▶ Exercise details
Transcribe all records exactly.

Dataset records
■ ■ ■

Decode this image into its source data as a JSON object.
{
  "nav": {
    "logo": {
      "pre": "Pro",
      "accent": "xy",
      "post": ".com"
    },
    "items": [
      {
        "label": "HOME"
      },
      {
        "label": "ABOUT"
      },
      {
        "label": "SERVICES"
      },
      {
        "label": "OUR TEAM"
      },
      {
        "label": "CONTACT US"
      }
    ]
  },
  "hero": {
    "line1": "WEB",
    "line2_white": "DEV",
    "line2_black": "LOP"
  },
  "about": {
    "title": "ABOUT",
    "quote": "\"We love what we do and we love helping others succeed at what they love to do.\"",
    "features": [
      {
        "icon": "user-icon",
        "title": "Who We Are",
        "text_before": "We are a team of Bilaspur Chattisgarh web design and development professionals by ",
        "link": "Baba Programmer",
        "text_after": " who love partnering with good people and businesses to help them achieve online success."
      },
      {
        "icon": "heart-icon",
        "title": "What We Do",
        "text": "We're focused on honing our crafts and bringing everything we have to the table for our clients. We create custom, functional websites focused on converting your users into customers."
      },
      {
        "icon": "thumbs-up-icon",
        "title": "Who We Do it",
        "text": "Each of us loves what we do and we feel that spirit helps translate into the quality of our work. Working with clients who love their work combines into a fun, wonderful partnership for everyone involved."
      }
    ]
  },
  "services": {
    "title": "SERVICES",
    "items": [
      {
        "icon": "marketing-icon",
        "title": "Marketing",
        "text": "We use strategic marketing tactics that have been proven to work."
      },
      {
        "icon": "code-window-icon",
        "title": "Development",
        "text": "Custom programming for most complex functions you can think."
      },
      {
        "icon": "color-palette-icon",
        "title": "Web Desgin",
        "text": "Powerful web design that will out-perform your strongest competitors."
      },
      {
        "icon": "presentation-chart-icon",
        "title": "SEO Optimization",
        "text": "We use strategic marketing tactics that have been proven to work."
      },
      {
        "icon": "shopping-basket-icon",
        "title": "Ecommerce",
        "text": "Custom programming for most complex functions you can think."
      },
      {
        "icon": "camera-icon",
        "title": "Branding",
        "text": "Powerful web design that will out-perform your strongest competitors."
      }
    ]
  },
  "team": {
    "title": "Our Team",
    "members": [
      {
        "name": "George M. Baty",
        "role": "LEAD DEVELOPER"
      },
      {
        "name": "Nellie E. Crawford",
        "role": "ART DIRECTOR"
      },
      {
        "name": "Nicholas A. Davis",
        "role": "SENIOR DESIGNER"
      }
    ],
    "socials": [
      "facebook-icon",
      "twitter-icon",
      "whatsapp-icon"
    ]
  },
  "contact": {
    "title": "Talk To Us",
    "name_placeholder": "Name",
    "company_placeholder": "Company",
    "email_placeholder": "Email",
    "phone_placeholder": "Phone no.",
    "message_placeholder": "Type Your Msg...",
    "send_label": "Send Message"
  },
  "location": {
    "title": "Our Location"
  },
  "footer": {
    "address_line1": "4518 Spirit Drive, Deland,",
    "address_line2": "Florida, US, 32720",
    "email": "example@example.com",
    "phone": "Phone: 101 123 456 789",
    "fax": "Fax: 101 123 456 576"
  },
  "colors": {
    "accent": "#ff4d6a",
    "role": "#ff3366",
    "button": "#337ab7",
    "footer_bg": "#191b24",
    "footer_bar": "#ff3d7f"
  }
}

■ ■ ■

▶ Correct output
Decode this image into its source data as a JSON object.
{
  "nav": {
    "logo": {
      "pre": "Pro",
      "accent": "xy",
      "post": ".com"
    },
    "items": [
      {
        "label": "HOME"
      },
      {
        "label": "ABOUT"
      },
      {
        "label": "SERVICES"
      },
      {
        "label": "OUR TEAM"
      },
      {
        "label": "CONTACT US"
      }
    ]
  },
  "hero": {
    "line1": "WEB",
    "line2_white": "DEV",
    "line2_black": "LOP"
  },
  "about": {
    "title": "ABOUT",
    "quote": "\"We love what we do and we love helping others succeed at what they love to do.\"",
    "features": [
      {
        "icon": "user-icon",
        "title": "Who We Are",
        "text_before": "We are a team of Bilaspur Chattisgarh web design and development professionals by ",
        "link": "Baba Programmer",
        "text_after": " who love partnering with good people and businesses to help them achieve online success."
      },
      {
        "icon": "heart-icon",
        "title": "What We Do",
        "text": "We're focused on honing our crafts and bringing everything we have to the table for our clients. We create custom, functional websites focused on converting your users into customers."
      },
      {
        "icon": "thumbs-up-icon",
        "title": "Who We Do it",
        "text": "Each of us loves what we do and we feel that spirit helps translate into the quality of our work. Working with clients who love their work combines into a fun, wonderful partnership for everyone involved."
      }
    ]
  },
  "services": {
    "title": "SERVICES",
    "items": [
      {
        "icon": "marketing-icon",
        "title": "Marketing",
        "text": "We use strategic marketing tactics that have been proven to work."
      },
      {
        "icon": "code-window-icon",
        "title": "Development",
        "text": "Custom programming for most complex functions you can think."
      },
      {
        "icon": "color-palette-icon",
        "title": "Web Desgin",
        "text": "Powerful web design that will out-perform your strongest competitors."
      },
      {
        "icon": "presentation-chart-icon",
        "title": "SEO Optimization",
        "text": "We use strategic marketing tactics that have been proven to work."
      },
      {
        "icon": "shopping-basket-icon",
        "title": "Ecommerce",
        "text": "Custom programming for most complex functions you can think."
      },
      {
        "icon": "camera-icon",
        "title": "Branding",
        "text": "Powerful web design that will out-perform your strongest competitors."
      }
    ]
  },
  "team": {
    "title": "Our Team",
    "members": [
      {
        "name": "George M. Baty",
        "role": "LEAD DEVELOPER"
      },
      {
        "name": "Nellie E. Crawford",
        "role": "ART DIRECTOR"
      },
      {
        "name": "Nicholas A. Davis",
        "role": "SENIOR DESIGNER"
      }
    ],
    "socials": [
      "facebook-icon",
      "twitter-icon",
      "whatsapp-icon"
    ]
  },
  "contact": {
    "title": "Talk To Us",
    "name_placeholder": "Name",
    "company_placeholder": "Company",
    "email_placeholder": "Email",
    "phone_placeholder": "Phone no.",
    "message_placeholder": "Type Your Msg...",
    "send_label": "Send Message"
  },
  "location": {
    "title": "Our Location"
  },
  "footer": {
    "address_line1": "4518 Spirit Drive, Deland,",
    "address_line2": "Florida, US, 32720",
    "email": "example@example.com",
    "phone": "Phone: 101 123 456 789",
    "fax": "Fax: 101 123 456 576"
  },
  "colors": {
    "accent": "#ff4d6a",
    "role": "#ff3366",
    "button": "#337ab7",
    "footer_bg": "#191b24",
    "footer_bar": "#ff3d7f"
  }
}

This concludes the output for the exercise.